** Start of Provided records **

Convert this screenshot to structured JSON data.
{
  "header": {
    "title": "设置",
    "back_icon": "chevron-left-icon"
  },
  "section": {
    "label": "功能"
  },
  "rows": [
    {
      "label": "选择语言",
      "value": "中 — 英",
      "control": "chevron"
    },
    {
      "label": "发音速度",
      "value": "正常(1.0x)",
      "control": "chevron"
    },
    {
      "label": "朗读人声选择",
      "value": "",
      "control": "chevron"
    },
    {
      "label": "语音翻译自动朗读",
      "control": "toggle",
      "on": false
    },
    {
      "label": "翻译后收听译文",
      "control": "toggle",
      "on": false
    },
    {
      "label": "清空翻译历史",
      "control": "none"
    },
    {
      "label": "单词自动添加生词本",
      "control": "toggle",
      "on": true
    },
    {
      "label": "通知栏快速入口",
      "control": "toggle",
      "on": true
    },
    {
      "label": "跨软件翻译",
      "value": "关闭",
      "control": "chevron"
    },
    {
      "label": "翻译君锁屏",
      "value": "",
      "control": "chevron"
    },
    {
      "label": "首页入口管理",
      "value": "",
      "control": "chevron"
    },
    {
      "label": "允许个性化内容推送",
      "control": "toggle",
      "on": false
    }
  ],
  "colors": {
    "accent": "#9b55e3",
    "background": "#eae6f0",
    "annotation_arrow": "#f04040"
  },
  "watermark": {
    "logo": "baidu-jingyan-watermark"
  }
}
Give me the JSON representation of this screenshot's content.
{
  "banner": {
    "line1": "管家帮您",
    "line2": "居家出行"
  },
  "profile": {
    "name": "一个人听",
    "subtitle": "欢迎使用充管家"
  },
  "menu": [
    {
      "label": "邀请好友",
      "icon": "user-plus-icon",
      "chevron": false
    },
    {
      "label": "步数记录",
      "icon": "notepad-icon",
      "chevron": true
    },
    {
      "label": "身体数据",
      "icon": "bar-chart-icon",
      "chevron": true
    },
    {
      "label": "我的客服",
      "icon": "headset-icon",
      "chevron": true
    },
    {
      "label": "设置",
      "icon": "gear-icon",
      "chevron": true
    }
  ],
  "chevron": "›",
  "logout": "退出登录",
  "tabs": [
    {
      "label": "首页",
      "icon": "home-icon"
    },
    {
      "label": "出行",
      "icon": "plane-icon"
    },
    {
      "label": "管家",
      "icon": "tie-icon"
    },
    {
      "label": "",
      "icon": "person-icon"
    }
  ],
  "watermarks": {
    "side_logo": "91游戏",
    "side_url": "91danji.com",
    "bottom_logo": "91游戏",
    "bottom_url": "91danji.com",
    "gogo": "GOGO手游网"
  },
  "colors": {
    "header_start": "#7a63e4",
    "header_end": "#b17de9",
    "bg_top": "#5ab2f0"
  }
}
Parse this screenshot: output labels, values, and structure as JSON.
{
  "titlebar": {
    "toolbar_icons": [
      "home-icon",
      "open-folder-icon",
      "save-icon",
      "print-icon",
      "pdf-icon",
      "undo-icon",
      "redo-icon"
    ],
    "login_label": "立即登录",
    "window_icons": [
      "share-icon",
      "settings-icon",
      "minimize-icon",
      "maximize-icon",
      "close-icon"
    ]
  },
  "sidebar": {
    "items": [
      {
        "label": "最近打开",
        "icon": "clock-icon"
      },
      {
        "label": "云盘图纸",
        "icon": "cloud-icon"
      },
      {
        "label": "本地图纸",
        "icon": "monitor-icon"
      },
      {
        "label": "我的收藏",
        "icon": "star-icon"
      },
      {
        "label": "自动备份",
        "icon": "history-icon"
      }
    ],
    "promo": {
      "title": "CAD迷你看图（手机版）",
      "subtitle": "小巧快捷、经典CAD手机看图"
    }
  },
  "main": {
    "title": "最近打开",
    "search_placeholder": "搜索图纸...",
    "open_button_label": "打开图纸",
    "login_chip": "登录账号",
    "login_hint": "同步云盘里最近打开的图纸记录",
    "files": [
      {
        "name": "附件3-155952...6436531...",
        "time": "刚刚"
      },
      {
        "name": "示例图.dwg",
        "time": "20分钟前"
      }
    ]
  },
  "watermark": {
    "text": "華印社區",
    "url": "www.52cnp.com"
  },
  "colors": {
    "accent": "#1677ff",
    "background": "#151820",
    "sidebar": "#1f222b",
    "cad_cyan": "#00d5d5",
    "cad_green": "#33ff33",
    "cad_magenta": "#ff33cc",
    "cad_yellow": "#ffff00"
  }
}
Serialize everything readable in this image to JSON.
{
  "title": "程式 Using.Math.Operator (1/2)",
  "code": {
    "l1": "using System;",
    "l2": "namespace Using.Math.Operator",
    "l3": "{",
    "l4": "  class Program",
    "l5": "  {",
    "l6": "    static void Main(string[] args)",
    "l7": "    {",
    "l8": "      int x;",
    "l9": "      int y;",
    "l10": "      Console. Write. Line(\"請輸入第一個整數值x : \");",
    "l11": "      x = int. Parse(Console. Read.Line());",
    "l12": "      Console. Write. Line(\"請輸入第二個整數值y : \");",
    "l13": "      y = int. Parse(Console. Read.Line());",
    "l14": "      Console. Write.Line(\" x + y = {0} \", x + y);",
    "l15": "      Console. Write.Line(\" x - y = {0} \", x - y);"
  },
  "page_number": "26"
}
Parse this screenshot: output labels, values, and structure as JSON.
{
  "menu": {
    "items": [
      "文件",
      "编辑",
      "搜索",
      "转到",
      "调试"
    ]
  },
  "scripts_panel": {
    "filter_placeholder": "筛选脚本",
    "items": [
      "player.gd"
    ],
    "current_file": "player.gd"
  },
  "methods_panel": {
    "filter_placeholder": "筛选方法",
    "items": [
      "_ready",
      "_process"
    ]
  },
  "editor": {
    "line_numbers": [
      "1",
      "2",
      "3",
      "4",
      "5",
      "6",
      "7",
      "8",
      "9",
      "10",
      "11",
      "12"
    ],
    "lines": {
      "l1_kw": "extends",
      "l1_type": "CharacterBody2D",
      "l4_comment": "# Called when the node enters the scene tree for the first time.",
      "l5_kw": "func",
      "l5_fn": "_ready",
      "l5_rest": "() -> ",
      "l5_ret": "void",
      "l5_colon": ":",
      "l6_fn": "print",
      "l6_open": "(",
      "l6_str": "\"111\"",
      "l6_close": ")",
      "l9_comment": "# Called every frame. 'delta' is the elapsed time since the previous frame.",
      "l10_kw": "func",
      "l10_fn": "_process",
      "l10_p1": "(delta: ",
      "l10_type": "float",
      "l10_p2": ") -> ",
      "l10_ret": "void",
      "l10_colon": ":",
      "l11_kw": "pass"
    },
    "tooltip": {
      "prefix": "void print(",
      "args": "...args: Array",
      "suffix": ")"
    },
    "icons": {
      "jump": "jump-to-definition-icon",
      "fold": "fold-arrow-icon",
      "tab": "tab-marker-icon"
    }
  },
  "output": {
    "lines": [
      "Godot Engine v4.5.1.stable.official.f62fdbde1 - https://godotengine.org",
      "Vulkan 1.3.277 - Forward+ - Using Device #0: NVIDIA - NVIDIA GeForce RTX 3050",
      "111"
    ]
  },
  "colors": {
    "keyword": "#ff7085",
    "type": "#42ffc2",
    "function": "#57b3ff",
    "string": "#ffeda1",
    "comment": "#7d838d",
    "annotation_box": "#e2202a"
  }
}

** End of Provided records **

▶ **Written exercise**: Repeat the material above in full, exactly as it stands.

▶ **Expected output**:
Convert this screenshot to structured JSON data.
{
  "header": {
    "title": "设置",
    "back_icon": "chevron-left-icon"
  },
  "section": {
    "label": "功能"
  },
  "rows": [
    {
      "label": "选择语言",
      "value": "中 — 英",
      "control": "chevron"
    },
    {
      "label": "发音速度",
      "value": "正常(1.0x)",
      "control": "chevron"
    },
    {
      "label": "朗读人声选择",
      "value": "",
      "control": "chevron"
    },
    {
      "label": "语音翻译自动朗读",
      "control": "toggle",
      "on": false
    },
    {
      "label": "翻译后收听译文",
      "control": "toggle",
      "on": false
    },
    {
      "label": "清空翻译历史",
      "control": "none"
    },
    {
      "label": "单词自动添加生词本",
      "control": "toggle",
      "on": true
    },
    {
      "label": "通知栏快速入口",
      "control": "toggle",
      "on": true
    },
    {
      "label": "跨软件翻译",
      "value": "关闭",
      "control": "chevron"
    },
    {
      "label": "翻译君锁屏",
      "value": "",
      "control": "chevron"
    },
    {
      "label": "首页入口管理",
      "value": "",
      "control": "chevron"
    },
    {
      "label": "允许个性化内容推送",
      "control": "toggle",
      "on": false
    }
  ],
  "colors": {
    "accent": "#9b55e3",
    "background": "#eae6f0",
    "annotation_arrow": "#f04040"
  },
  "watermark": {
    "logo": "baidu-jingyan-watermark"
  }
}
Give me the JSON representation of this screenshot's content.
{
  "banner": {
    "line1": "管家帮您",
    "line2": "居家出行"
  },
  "profile": {
    "name": "一个人听",
    "subtitle": "欢迎使用充管家"
  },
  "menu": [
    {
      "label": "邀请好友",
      "icon": "user-plus-icon",
      "chevron": false
    },
    {
      "label": "步数记录",
      "icon": "notepad-icon",
      "chevron": true
    },
    {
      "label": "身体数据",
      "icon": "bar-chart-icon",
      "chevron": true
    },
    {
      "label": "我的客服",
      "icon": "headset-icon",
      "chevron": true
    },
    {
      "label": "设置",
      "icon": "gear-icon",
      "chevron": true
    }
  ],
  "chevron": "›",
  "logout": "退出登录",
  "tabs": [
    {
      "label": "首页",
      "icon": "home-icon"
    },
    {
      "label": "出行",
      "icon": "plane-icon"
    },
    {
      "label": "管家",
      "icon": "tie-icon"
    },
    {
      "label": "",
      "icon": "person-icon"
    }
  ],
  "watermarks": {
    "side_logo": "91游戏",
    "side_url": "91danji.com",
    "bottom_logo": "91游戏",
    "bottom_url": "91danji.com",
    "gogo": "GOGO手游网"
  },
  "colors": {
    "header_start": "#7a63e4",
    "header_end": "#b17de9",
    "bg_top": "#5ab2f0"
  }
}
Parse this screenshot: output labels, values, and structure as JSON.
{
  "titlebar": {
    "toolbar_icons": [
      "home-icon",
      "open-folder-icon",
      "save-icon",
      "print-icon",
      "pdf-icon",
      "undo-icon",
      "redo-icon"
    ],
    "login_label": "立即登录",
    "window_icons": [
      "share-icon",
      "settings-icon",
      "minimize-icon",
      "maximize-icon",
      "close-icon"
    ]
  },
  "sidebar": {
    "items": [
      {
        "label": "最近打开",
        "icon": "clock-icon"
      },
      {
        "label": "云盘图纸",
        "icon": "cloud-icon"
      },
      {
        "label": "本地图纸",
        "icon": "monitor-icon"
      },
      {
        "label": "我的收藏",
        "icon": "star-icon"
      },
      {
        "label": "自动备份",
        "icon": "history-icon"
      }
    ],
    "promo": {
      "title": "CAD迷你看图（手机版）",
      "subtitle": "小巧快捷、经典CAD手机看图"
    }
  },
  "main": {
    "title": "最近打开",
    "search_placeholder": "搜索图纸...",
    "open_button_label": "打开图纸",
    "login_chip": "登录账号",
    "login_hint": "同步云盘里最近打开的图纸记录",
    "files": [
      {
        "name": "附件3-155952...6436531...",
        "time": "刚刚"
      },
      {
        "name": "示例图.dwg",
        "time": "20分钟前"
      }
    ]
  },
  "watermark": {
    "text": "華印社區",
    "url": "www.52cnp.com"
  },
  "colors": {
    "accent": "#1677ff",
    "background": "#151820",
    "sidebar": "#1f222b",
    "cad_cyan": "#00d5d5",
    "cad_green": "#33ff33",
    "cad_magenta": "#ff33cc",
    "cad_yellow": "#ffff00"
  }
}
Serialize everything readable in this image to JSON.
{
  "title": "程式 Using.Math.Operator (1/2)",
  "code": {
    "l1": "using System;",
    "l2": "namespace Using.Math.Operator",
    "l3": "{",
    "l4": "  class Program",
    "l5": "  {",
    "l6": "    static void Main(string[] args)",
    "l7": "    {",
    "l8": "      int x;",
    "l9": "      int y;",
    "l10": "      Console. Write. Line(\"請輸入第一個整數值x : \");",
    "l11": "      x = int. Parse(Console. Read.Line());",
    "l12": "      Console. Write. Line(\"請輸入第二個整數值y : \");",
    "l13": "      y = int. Parse(Console. Read.Line());",
    "l14": "      Console. Write.Line(\" x + y = {0} \", x + y);",
    "l15": "      Console. Write.Line(\" x - y = {0} \", x - y);"
  },
  "page_number": "26"
}
Parse this screenshot: output labels, values, and structure as JSON.
{
  "menu": {
    "items": [
      "文件",
      "编辑",
      "搜索",
      "转到",
      "调试"
    ]
  },
  "scripts_panel": {
    "filter_placeholder": "筛选脚本",
    "items": [
      "player.gd"
    ],
    "current_file": "player.gd"
  },
  "methods_panel": {
    "filter_placeholder": "筛选方法",
    "items": [
      "_ready",
      "_process"
    ]
  },
  "editor": {
    "line_numbers": [
      "1",
      "2",
      "3",
      "4",
      "5",
      "6",
      "7",
      "8",
      "9",
      "10",
      "11",
      "12"
    ],
    "lines": {
      "l1_kw": "extends",
      "l1_type": "CharacterBody2D",
      "l4_comment": "# Called when the node enters the scene tree for the first time.",
      "l5_kw": "func",
      "l5_fn": "_ready",
      "l5_rest": "() -> ",
      "l5_ret": "void",
      "l5_colon": ":",
      "l6_fn": "print",
      "l6_open": "(",
      "l6_str": "\"111\"",
      "l6_close": ")",
      "l9_comment": "# Called every frame. 'delta' is the elapsed time since the previous frame.",
      "l10_kw": "func",
      "l10_fn": "_process",
      "l10_p1": "(delta: ",
      "l10_type": "float",
      "l10_p2": ") -> ",
      "l10_ret": "void",
      "l10_colon": ":",
      "l11_kw": "pass"
    },
    "tooltip": {
      "prefix": "void print(",
      "args": "...args: Array",
      "suffix": ")"
    },
    "icons": {
      "jump": "jump-to-definition-icon",
      "fold": "fold-arrow-icon",
      "tab": "tab-marker-icon"
    }
  },
  "output": {
    "lines": [
      "Godot Engine v4.5.1.stable.official.f62fdbde1 - https://godotengine.org",
      "Vulkan 1.3.277 - Forward+ - Using Device #0: NVIDIA - NVIDIA GeForce RTX 3050",
      "111"
    ]
  },
  "colors": {
    "keyword": "#ff7085",
    "type": "#42ffc2",
    "function": "#57b3ff",
    "string": "#ffeda1",
    "comment": "#7d838d",
    "annotation_box": "#e2202a"
  }
}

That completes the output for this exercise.